Copy out every record below, word for word.

--- Records to use ---

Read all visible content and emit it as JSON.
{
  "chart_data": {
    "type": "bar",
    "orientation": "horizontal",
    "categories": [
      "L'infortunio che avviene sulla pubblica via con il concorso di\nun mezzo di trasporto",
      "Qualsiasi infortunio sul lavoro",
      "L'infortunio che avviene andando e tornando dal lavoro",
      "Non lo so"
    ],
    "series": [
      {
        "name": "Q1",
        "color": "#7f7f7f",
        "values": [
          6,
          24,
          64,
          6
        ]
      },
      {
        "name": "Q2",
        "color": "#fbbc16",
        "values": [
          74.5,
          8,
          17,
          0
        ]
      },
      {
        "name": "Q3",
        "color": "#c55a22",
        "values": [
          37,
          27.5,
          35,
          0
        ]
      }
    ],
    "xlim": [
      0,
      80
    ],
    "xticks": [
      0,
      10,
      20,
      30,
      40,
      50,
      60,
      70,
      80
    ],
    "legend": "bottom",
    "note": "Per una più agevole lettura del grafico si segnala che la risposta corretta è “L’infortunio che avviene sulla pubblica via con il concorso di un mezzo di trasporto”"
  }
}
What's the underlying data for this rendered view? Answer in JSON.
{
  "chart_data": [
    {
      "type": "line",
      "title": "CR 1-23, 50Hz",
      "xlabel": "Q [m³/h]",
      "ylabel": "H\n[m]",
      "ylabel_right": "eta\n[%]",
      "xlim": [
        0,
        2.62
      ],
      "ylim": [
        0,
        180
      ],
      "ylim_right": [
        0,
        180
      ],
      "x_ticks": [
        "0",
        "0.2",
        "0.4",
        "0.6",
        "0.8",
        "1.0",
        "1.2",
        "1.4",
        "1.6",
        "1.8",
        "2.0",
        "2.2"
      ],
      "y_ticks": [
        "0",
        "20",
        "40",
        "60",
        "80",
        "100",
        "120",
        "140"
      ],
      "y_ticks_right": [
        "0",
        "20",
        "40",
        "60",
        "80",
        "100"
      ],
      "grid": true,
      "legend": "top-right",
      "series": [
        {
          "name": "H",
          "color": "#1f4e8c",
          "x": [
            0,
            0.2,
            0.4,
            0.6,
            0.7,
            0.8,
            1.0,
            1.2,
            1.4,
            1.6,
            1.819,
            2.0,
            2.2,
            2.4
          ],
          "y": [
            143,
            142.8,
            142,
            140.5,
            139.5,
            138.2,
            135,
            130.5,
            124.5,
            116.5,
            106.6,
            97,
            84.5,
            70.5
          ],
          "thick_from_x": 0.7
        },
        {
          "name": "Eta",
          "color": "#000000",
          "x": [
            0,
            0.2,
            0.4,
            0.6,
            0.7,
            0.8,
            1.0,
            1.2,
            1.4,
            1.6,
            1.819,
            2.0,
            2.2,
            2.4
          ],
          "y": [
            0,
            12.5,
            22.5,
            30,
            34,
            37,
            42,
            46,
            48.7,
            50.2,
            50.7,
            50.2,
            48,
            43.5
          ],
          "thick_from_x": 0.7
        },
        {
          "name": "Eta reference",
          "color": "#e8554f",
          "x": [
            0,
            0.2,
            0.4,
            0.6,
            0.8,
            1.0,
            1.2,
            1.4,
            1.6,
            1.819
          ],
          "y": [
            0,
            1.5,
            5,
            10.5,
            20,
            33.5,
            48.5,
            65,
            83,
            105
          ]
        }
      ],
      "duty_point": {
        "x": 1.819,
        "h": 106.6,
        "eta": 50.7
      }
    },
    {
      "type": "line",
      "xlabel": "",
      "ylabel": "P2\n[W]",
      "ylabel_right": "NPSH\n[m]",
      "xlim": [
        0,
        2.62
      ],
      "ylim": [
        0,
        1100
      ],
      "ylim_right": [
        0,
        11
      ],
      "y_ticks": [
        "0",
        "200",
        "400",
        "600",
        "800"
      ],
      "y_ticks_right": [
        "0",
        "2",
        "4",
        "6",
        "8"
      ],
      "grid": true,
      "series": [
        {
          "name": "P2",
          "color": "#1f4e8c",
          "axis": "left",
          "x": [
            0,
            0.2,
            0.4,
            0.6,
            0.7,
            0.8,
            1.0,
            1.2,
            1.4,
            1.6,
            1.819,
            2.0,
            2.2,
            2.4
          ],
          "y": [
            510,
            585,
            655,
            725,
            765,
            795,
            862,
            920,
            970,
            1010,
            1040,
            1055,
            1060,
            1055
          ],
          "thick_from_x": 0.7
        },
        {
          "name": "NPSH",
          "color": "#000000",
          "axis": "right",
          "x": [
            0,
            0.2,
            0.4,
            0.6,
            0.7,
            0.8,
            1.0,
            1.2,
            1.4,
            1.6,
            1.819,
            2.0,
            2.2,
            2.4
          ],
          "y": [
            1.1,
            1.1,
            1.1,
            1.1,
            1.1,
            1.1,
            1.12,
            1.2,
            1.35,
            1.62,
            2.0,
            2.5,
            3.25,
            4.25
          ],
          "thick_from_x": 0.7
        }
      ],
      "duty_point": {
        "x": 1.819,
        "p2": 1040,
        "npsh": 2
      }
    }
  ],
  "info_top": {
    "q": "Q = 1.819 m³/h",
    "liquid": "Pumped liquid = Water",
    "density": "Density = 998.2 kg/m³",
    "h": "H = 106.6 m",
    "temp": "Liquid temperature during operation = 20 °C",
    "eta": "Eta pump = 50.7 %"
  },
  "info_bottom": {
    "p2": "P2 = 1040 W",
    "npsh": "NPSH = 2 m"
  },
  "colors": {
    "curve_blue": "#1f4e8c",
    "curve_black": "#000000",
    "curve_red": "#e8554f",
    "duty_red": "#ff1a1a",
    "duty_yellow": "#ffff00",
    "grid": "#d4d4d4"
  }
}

---

Result of the task:
Read all visible content and emit it as JSON.
{
  "chart_data": {
    "type": "bar",
    "orientation": "horizontal",
    "categories": [
      "L'infortunio che avviene sulla pubblica via con il concorso di\nun mezzo di trasporto",
      "Qualsiasi infortunio sul lavoro",
      "L'infortunio che avviene andando e tornando dal lavoro",
      "Non lo so"
    ],
    "series": [
      {
        "name": "Q1",
        "color": "#7f7f7f",
        "values": [
          6,
          24,
          64,
          6
        ]
      },
      {
        "name": "Q2",
        "color": "#fbbc16",
        "values": [
          74.5,
          8,
          17,
          0
        ]
      },
      {
        "name": "Q3",
        "color": "#c55a22",
        "values": [
          37,
          27.5,
          35,
          0
        ]
      }
    ],
    "xlim": [
      0,
      80
    ],
    "xticks": [
      0,
      10,
      20,
      30,
      40,
      50,
      60,
      70,
      80
    ],
    "legend": "bottom",
    "note": "Per una più agevole lettura del grafico si segnala che la risposta corretta è “L’infortunio che avviene sulla pubblica via con il concorso di un mezzo di trasporto”"
  }
}
What's the underlying data for this rendered view? Answer in JSON.
{
  "chart_data": [
    {
      "type": "line",
      "title": "CR 1-23, 50Hz",
      "xlabel": "Q [m³/h]",
      "ylabel": "H\n[m]",
      "ylabel_right": "eta\n[%]",
      "xlim": [
        0,
        2.62
      ],
      "ylim": [
        0,
        180
      ],
      "ylim_right": [
        0,
        180
      ],
      "x_ticks": [
        "0",
        "0.2",
        "0.4",
        "0.6",
        "0.8",
        "1.0",
        "1.2",
        "1.4",
        "1.6",
        "1.8",
        "2.0",
        "2.2"
      ],
      "y_ticks": [
        "0",
        "20",
        "40",
        "60",
        "80",
        "100",
        "120",
        "140"
      ],
      "y_ticks_right": [
        "0",
        "20",
        "40",
        "60",
        "80",
        "100"
      ],
      "grid": true,
      "legend": "top-right",
      "series": [
        {
          "name": "H",
          "color": "#1f4e8c",
          "x": [
            0,
            0.2,
            0.4,
            0.6,
            0.7,
            0.8,
            1.0,
            1.2,
            1.4,
            1.6,
            1.819,
            2.0,
            2.2,
            2.4
          ],
          "y": [
            143,
            142.8,
            142,
            140.5,
            139.5,
            138.2,
            135,
            130.5,
            124.5,
            116.5,
            106.6,
            97,
            84.5,
            70.5
          ],
          "thick_from_x": 0.7
        },
        {
          "name": "Eta",
          "color": "#000000",
          "x": [
            0,
            0.2,
            0.4,
            0.6,
            0.7,
            0.8,
            1.0,
            1.2,
            1.4,
            1.6,
            1.819,
            2.0,
            2.2,
            2.4
          ],
          "y": [
            0,
            12.5,
            22.5,
            30,
            34,
            37,
            42,
            46,
            48.7,
            50.2,
            50.7,
            50.2,
            48,
            43.5
          ],
          "thick_from_x": 0.7
        },
        {
          "name": "Eta reference",
          "color": "#e8554f",
          "x": [
            0,
            0.2,
            0.4,
            0.6,
            0.8,
            1.0,
            1.2,
            1.4,
            1.6,
            1.819
          ],
          "y": [
            0,
            1.5,
            5,
            10.5,
            20,
            33.5,
            48.5,
            65,
            83,
            105
          ]
        }
      ],
      "duty_point": {
        "x": 1.819,
        "h": 106.6,
        "eta": 50.7
      }
    },
    {
      "type": "line",
      "xlabel": "",
      "ylabel": "P2\n[W]",
      "ylabel_right": "NPSH\n[m]",
      "xlim": [
        0,
        2.62
      ],
      "ylim": [
        0,
        1100
      ],
      "ylim_right": [
        0,
        11
      ],
      "y_ticks": [
        "0",
        "200",
        "400",
        "600",
        "800"
      ],
      "y_ticks_right": [
        "0",
        "2",
        "4",
        "6",
        "8"
      ],
      "grid": true,
      "series": [
        {
          "name": "P2",
          "color": "#1f4e8c",
          "axis": "left",
          "x": [
            0,
            0.2,
            0.4,
            0.6,
            0.7,
            0.8,
            1.0,
            1.2,
            1.4,
            1.6,
            1.819,
            2.0,
            2.2,
            2.4
          ],
          "y": [
            510,
            585,
            655,
            725,
            765,
            795,
            862,
            920,
            970,
            1010,
            1040,
            1055,
            1060,
            1055
          ],
          "thick_from_x": 0.7
        },
        {
          "name": "NPSH",
          "color": "#000000",
          "axis": "right",
          "x": [
            0,
            0.2,
            0.4,
            0.6,
            0.7,
            0.8,
            1.0,
            1.2,
            1.4,
            1.6,
            1.819,
            2.0,
            2.2,
            2.4
          ],
          "y": [
            1.1,
            1.1,
            1.1,
            1.1,
            1.1,
            1.1,
            1.12,
            1.2,
            1.35,
            1.62,
            2.0,
            2.5,
            3.25,
            4.25
          ],
          "thick_from_x": 0.7
        }
      ],
      "duty_point": {
        "x": 1.819,
        "p2": 1040,
        "npsh": 2
      }
    }
  ],
  "info_top": {
    "q": "Q = 1.819 m³/h",
    "liquid": "Pumped liquid = Water",
    "density": "Density = 998.2 kg/m³",
    "h": "H = 106.6 m",
    "temp": "Liquid temperature during operation = 20 °C",
    "eta": "Eta pump = 50.7 %"
  },
  "info_bottom": {
    "p2": "P2 = 1040 W",
    "npsh": "NPSH = 2 m"
  },
  "colors": {
    "curve_blue": "#1f4e8c",
    "curve_black": "#000000",
    "curve_red": "#e8554f",
    "duty_red": "#ff1a1a",
    "duty_yellow": "#ffff00",
    "grid": "#d4d4d4"
  }
}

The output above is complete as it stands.